-- start EXERCISE MATERIALS --
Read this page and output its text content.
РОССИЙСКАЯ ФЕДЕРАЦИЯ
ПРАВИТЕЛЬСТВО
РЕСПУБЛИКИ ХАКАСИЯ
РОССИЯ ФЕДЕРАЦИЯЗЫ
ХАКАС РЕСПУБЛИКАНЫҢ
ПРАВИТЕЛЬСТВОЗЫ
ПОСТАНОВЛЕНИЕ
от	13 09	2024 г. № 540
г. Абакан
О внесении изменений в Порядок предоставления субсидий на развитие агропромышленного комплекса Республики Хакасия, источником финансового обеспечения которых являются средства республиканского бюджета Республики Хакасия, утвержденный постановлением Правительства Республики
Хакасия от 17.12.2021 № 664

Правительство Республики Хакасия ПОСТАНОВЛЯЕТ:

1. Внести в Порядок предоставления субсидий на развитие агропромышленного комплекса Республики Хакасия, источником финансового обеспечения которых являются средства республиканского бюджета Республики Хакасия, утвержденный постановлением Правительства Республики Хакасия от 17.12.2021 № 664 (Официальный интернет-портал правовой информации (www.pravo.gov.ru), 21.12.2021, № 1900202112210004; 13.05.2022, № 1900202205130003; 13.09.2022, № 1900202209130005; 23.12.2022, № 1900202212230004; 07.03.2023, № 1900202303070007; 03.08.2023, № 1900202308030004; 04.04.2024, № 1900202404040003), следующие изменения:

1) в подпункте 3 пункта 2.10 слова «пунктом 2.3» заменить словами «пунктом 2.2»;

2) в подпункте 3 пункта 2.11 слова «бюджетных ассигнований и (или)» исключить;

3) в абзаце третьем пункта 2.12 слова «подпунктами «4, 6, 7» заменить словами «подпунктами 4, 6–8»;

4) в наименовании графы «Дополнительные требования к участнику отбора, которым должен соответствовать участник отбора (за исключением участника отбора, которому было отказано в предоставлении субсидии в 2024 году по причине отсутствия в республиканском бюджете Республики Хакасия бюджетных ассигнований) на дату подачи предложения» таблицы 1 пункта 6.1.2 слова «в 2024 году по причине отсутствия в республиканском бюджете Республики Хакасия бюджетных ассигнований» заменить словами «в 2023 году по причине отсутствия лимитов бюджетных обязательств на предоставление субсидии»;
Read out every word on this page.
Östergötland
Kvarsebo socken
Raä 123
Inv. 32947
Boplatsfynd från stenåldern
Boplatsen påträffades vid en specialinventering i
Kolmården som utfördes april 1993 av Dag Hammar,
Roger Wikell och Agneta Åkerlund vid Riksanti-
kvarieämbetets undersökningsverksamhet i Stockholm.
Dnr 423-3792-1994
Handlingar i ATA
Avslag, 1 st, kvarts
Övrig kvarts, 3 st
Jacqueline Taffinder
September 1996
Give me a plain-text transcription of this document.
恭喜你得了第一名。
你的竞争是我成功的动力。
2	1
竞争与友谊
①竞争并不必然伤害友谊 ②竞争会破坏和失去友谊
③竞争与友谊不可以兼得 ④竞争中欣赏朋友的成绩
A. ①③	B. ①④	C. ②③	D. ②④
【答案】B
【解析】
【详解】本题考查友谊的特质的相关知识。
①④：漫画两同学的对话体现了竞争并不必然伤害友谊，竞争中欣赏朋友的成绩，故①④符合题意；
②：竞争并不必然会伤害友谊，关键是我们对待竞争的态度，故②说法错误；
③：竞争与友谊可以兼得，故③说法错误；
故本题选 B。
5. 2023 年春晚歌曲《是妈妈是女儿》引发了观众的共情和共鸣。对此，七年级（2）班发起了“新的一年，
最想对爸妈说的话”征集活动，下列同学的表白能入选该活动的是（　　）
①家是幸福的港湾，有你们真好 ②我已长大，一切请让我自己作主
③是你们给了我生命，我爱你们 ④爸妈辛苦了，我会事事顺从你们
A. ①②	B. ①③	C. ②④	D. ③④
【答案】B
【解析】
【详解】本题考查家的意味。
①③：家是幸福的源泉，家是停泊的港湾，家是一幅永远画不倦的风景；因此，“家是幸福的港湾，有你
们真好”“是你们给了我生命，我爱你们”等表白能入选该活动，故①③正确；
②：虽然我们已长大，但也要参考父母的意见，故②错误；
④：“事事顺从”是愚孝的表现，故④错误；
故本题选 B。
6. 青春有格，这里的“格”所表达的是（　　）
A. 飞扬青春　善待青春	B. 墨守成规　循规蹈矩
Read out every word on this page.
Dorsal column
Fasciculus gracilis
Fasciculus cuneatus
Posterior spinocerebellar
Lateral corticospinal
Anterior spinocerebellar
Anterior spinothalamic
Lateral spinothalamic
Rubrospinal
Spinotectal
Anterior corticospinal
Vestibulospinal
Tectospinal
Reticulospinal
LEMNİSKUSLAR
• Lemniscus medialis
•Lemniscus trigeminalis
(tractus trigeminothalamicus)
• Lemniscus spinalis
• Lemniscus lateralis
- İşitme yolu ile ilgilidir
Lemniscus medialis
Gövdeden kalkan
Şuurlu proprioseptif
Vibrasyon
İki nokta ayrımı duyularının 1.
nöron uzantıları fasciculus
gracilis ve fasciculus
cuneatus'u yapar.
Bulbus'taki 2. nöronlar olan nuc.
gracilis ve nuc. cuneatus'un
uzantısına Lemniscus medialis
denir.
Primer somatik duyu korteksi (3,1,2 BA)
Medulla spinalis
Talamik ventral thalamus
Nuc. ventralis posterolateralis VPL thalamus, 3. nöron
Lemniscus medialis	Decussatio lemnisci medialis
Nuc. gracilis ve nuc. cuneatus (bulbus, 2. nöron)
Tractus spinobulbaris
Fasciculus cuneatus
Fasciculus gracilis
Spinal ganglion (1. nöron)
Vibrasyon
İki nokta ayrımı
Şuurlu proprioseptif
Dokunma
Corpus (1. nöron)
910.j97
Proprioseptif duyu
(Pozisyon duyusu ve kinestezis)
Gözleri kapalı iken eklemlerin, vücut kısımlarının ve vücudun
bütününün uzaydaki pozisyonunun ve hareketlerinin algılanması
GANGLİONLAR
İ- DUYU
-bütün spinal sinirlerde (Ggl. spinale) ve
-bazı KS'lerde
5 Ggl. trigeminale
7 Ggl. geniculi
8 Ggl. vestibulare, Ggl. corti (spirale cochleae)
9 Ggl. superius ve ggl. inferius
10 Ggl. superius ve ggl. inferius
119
-- end EXERCISE MATERIALS --
STATED EXERCISE ▸
Show each line of the listing that holds the string "nokta".

WRITTEN SOLUTION ▸
İki nokta ayrımı duyularının 1.
İki nokta ayrımı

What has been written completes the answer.